- **SET EXERCISE**
Look through the data below and work out how many lines contain the string "Technology". Give the number alone.

- **SOURCE MATERIAL**
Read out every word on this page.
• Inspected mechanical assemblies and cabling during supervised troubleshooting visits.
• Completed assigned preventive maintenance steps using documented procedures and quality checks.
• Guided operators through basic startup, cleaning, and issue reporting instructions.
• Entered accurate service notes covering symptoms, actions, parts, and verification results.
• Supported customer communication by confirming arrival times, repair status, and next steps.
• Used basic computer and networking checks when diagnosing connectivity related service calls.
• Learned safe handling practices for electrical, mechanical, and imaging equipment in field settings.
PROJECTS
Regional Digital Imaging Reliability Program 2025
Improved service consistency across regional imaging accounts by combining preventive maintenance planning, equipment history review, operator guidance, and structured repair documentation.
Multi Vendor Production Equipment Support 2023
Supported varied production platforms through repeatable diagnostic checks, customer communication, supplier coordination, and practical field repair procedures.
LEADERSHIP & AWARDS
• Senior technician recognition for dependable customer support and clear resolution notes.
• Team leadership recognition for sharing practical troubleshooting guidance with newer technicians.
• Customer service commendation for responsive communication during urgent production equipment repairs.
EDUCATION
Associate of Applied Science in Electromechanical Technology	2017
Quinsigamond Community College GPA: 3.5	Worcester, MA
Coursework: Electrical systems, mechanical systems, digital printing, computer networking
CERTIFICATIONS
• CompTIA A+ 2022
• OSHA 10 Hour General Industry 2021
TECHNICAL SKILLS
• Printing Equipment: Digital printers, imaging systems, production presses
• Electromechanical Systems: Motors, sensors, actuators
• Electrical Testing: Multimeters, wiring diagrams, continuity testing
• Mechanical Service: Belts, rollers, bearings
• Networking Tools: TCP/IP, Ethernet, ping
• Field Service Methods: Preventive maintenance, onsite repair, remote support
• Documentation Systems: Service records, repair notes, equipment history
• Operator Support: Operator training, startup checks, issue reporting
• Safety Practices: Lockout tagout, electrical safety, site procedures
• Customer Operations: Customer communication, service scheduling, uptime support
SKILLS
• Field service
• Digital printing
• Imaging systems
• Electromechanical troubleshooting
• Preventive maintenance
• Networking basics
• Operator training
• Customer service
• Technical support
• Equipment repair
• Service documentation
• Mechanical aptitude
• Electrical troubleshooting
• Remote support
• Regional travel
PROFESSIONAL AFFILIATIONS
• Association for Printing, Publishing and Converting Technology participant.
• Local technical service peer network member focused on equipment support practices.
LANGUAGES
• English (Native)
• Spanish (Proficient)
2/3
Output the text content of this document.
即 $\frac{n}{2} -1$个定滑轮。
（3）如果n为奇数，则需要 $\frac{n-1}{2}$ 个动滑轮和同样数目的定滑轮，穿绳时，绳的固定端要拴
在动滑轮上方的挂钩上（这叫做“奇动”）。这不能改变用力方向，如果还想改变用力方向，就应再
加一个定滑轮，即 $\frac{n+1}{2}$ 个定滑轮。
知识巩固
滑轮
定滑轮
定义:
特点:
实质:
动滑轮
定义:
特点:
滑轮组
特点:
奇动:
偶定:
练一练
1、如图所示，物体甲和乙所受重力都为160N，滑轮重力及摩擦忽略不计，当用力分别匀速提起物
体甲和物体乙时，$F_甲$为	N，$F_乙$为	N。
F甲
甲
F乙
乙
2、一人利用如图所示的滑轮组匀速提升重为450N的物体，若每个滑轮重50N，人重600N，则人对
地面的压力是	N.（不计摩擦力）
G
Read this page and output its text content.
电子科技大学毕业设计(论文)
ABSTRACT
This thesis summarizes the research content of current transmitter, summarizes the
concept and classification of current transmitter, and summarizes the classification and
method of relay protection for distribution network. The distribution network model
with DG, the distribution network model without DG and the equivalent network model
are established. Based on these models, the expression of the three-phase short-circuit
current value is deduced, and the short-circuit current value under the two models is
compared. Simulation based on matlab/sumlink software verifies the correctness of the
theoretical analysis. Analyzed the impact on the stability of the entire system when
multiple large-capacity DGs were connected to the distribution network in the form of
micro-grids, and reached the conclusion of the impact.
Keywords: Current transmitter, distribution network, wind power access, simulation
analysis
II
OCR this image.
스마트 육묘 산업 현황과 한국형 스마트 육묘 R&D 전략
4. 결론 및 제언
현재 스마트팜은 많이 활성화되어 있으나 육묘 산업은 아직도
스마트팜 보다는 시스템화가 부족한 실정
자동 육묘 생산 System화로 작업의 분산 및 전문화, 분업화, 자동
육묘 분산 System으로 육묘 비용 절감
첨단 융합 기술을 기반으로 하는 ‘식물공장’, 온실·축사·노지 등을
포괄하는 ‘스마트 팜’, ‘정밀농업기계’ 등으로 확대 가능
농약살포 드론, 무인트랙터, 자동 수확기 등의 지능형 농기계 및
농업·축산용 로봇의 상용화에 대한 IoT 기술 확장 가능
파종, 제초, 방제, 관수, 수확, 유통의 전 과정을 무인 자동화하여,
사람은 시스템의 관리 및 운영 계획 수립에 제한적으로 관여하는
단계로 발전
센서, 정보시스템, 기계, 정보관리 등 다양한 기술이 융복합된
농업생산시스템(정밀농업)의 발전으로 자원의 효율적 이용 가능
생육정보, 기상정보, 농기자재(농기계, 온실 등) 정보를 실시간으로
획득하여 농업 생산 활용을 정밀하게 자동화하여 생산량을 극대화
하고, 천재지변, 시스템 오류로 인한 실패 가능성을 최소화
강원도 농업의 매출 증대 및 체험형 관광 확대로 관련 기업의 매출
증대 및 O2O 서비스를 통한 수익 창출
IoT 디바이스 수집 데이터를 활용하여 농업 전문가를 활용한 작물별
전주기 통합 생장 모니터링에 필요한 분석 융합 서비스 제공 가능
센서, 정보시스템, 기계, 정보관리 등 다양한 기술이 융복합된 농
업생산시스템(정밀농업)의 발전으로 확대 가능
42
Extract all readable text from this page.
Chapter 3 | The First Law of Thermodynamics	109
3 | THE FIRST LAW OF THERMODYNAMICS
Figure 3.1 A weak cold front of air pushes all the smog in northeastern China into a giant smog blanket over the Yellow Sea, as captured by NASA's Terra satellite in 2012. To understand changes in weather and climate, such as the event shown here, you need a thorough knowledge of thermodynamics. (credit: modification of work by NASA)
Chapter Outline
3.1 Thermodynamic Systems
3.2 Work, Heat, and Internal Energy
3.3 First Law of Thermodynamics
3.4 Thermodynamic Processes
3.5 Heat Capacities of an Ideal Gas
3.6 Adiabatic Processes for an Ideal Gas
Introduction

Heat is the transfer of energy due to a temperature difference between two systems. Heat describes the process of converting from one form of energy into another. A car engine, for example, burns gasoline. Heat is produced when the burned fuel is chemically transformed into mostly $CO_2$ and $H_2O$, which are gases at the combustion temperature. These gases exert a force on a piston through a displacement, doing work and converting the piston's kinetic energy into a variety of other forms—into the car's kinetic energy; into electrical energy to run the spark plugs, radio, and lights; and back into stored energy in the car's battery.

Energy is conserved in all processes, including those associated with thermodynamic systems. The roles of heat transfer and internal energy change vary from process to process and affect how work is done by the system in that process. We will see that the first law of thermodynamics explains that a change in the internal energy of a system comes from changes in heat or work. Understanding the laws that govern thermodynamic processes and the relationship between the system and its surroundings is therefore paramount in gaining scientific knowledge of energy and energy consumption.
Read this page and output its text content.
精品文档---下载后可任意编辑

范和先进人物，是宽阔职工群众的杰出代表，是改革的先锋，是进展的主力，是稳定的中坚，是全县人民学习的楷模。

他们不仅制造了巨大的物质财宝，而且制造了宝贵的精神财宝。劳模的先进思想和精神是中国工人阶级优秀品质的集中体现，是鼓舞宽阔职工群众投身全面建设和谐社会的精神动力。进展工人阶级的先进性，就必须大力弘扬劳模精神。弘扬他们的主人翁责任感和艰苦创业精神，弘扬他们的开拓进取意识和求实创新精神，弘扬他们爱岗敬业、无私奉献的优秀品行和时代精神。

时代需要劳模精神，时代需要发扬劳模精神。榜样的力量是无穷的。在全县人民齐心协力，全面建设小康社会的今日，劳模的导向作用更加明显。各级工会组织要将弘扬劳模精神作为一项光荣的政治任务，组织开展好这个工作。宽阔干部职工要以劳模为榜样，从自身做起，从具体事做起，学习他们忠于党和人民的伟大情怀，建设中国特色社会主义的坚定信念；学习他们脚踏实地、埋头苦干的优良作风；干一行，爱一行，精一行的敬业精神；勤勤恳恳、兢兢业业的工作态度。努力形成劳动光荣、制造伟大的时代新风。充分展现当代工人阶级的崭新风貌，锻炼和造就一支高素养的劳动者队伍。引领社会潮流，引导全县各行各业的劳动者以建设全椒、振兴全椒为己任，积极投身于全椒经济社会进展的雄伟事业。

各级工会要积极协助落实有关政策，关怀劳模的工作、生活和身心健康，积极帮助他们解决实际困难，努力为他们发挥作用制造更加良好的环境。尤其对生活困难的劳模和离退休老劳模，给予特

- **SOLVED EXERCISE**
2